Exercise requirements: Your output should be the listing itself, repeated exactly.

Exercise data:
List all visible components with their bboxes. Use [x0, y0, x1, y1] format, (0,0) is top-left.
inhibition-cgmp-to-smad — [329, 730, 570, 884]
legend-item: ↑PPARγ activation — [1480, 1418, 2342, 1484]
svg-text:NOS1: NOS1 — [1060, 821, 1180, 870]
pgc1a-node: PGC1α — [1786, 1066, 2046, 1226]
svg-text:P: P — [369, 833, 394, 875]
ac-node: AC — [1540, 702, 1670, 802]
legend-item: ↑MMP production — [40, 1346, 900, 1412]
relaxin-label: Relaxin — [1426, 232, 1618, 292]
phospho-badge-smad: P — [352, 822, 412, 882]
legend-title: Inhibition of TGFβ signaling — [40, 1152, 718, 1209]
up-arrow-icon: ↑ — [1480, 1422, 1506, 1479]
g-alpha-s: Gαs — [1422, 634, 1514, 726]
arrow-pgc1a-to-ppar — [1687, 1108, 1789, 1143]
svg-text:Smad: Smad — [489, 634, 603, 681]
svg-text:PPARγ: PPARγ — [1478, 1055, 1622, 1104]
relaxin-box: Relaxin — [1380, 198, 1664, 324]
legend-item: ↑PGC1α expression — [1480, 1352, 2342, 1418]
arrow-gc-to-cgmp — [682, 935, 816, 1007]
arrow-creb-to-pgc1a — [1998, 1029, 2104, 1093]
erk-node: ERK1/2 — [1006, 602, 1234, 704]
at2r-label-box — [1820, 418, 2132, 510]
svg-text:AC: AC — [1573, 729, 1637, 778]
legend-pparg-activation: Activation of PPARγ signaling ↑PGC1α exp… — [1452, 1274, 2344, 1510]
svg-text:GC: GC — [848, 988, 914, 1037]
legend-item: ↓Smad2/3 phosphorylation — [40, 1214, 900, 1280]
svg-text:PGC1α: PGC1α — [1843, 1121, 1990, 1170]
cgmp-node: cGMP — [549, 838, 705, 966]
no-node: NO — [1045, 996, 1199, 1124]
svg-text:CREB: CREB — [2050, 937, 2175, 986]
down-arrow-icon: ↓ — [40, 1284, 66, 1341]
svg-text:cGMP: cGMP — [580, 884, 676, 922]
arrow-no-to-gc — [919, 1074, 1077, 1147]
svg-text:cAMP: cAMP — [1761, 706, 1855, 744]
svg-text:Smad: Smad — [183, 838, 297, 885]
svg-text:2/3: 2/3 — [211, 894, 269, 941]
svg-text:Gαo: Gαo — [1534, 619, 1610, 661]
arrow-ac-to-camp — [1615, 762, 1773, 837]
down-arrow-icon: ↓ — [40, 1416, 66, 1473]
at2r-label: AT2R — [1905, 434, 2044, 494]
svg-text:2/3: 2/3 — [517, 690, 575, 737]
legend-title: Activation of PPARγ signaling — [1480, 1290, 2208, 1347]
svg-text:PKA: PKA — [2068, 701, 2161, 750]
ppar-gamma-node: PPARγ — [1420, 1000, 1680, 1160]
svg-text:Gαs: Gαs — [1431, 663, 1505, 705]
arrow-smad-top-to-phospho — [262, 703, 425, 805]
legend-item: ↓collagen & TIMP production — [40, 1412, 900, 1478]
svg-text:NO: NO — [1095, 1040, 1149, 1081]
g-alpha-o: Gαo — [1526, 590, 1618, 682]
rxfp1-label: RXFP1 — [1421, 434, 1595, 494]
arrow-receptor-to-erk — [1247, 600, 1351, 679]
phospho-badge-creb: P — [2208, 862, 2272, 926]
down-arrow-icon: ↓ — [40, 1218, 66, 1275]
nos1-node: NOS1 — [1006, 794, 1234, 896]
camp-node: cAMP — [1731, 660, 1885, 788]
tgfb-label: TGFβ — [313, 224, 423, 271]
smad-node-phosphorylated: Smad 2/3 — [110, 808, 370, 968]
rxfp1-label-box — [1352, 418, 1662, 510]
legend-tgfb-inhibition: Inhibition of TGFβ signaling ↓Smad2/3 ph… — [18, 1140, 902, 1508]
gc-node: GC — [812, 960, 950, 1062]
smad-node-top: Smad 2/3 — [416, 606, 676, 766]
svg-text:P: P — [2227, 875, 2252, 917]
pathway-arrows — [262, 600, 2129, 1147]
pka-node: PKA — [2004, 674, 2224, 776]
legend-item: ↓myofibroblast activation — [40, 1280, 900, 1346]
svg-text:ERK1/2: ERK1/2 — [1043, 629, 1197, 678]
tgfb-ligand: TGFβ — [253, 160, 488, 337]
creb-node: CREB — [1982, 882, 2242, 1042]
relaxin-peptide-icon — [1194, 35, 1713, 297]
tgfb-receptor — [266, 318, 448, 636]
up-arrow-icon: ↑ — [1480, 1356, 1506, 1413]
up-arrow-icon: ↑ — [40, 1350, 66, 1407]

The completed task:
List all visible components with their bboxes. Use [x0, y0, x1, y1] format, (0,0) is top-left.
inhibition-cgmp-to-smad — [329, 730, 570, 884]
legend-item: ↑PPARγ activation — [1480, 1418, 2342, 1484]
svg-text:NOS1: NOS1 — [1060, 821, 1180, 870]
pgc1a-node: PGC1α — [1786, 1066, 2046, 1226]
svg-text:P: P — [369, 833, 394, 875]
ac-node: AC — [1540, 702, 1670, 802]
legend-item: ↑MMP production — [40, 1346, 900, 1412]
relaxin-label: Relaxin — [1426, 232, 1618, 292]
phospho-badge-smad: P — [352, 822, 412, 882]
legend-title: Inhibition of TGFβ signaling — [40, 1152, 718, 1209]
up-arrow-icon: ↑ — [1480, 1422, 1506, 1479]
g-alpha-s: Gαs — [1422, 634, 1514, 726]
arrow-pgc1a-to-ppar — [1687, 1108, 1789, 1143]
svg-text:Smad: Smad — [489, 634, 603, 681]
svg-text:PPARγ: PPARγ — [1478, 1055, 1622, 1104]
relaxin-box: Relaxin — [1380, 198, 1664, 324]
legend-item: ↑PGC1α expression — [1480, 1352, 2342, 1418]
arrow-gc-to-cgmp — [682, 935, 816, 1007]
arrow-creb-to-pgc1a — [1998, 1029, 2104, 1093]
erk-node: ERK1/2 — [1006, 602, 1234, 704]
at2r-label-box — [1820, 418, 2132, 510]
svg-text:AC: AC — [1573, 729, 1637, 778]
legend-pparg-activation: Activation of PPARγ signaling ↑PGC1α exp… — [1452, 1274, 2344, 1510]
svg-text:GC: GC — [848, 988, 914, 1037]
legend-item: ↓Smad2/3 phosphorylation — [40, 1214, 900, 1280]
svg-text:PGC1α: PGC1α — [1843, 1121, 1990, 1170]
cgmp-node: cGMP — [549, 838, 705, 966]
no-node: NO — [1045, 996, 1199, 1124]
svg-text:CREB: CREB — [2050, 937, 2175, 986]
down-arrow-icon: ↓ — [40, 1284, 66, 1341]
svg-text:cGMP: cGMP — [580, 884, 676, 922]
arrow-no-to-gc — [919, 1074, 1077, 1147]
svg-text:cAMP: cAMP — [1761, 706, 1855, 744]
svg-text:Smad: Smad — [183, 838, 297, 885]
svg-text:2/3: 2/3 — [211, 894, 269, 941]
svg-text:Gαo: Gαo — [1534, 619, 1610, 661]
arrow-ac-to-camp — [1615, 762, 1773, 837]
down-arrow-icon: ↓ — [40, 1416, 66, 1473]
at2r-label: AT2R — [1905, 434, 2044, 494]
svg-text:2/3: 2/3 — [517, 690, 575, 737]
legend-title: Activation of PPARγ signaling — [1480, 1290, 2208, 1347]
svg-text:PKA: PKA — [2068, 701, 2161, 750]
ppar-gamma-node: PPARγ — [1420, 1000, 1680, 1160]
svg-text:Gαs: Gαs — [1431, 663, 1505, 705]
arrow-smad-top-to-phospho — [262, 703, 425, 805]
legend-item: ↓collagen & TIMP production — [40, 1412, 900, 1478]
svg-text:NO: NO — [1095, 1040, 1149, 1081]
g-alpha-o: Gαo — [1526, 590, 1618, 682]
rxfp1-label: RXFP1 — [1421, 434, 1595, 494]
arrow-receptor-to-erk — [1247, 600, 1351, 679]
phospho-badge-creb: P — [2208, 862, 2272, 926]
down-arrow-icon: ↓ — [40, 1218, 66, 1275]
nos1-node: NOS1 — [1006, 794, 1234, 896]
camp-node: cAMP — [1731, 660, 1885, 788]
tgfb-label: TGFβ — [313, 224, 423, 271]
smad-node-phosphorylated: Smad 2/3 — [110, 808, 370, 968]
rxfp1-label-box — [1352, 418, 1662, 510]
legend-tgfb-inhibition: Inhibition of TGFβ signaling ↓Smad2/3 ph… — [18, 1140, 902, 1508]
gc-node: GC — [812, 960, 950, 1062]
smad-node-top: Smad 2/3 — [416, 606, 676, 766]
svg-text:P: P — [2227, 875, 2252, 917]
pathway-arrows — [262, 600, 2129, 1147]
pka-node: PKA — [2004, 674, 2224, 776]
legend-item: ↓myofibroblast activation — [40, 1280, 900, 1346]
svg-text:ERK1/2: ERK1/2 — [1043, 629, 1197, 678]
tgfb-ligand: TGFβ — [253, 160, 488, 337]
creb-node: CREB — [1982, 882, 2242, 1042]
relaxin-peptide-icon — [1194, 35, 1713, 297]
tgfb-receptor — [266, 318, 448, 636]
up-arrow-icon: ↑ — [1480, 1356, 1506, 1413]
up-arrow-icon: ↑ — [40, 1350, 66, 1407]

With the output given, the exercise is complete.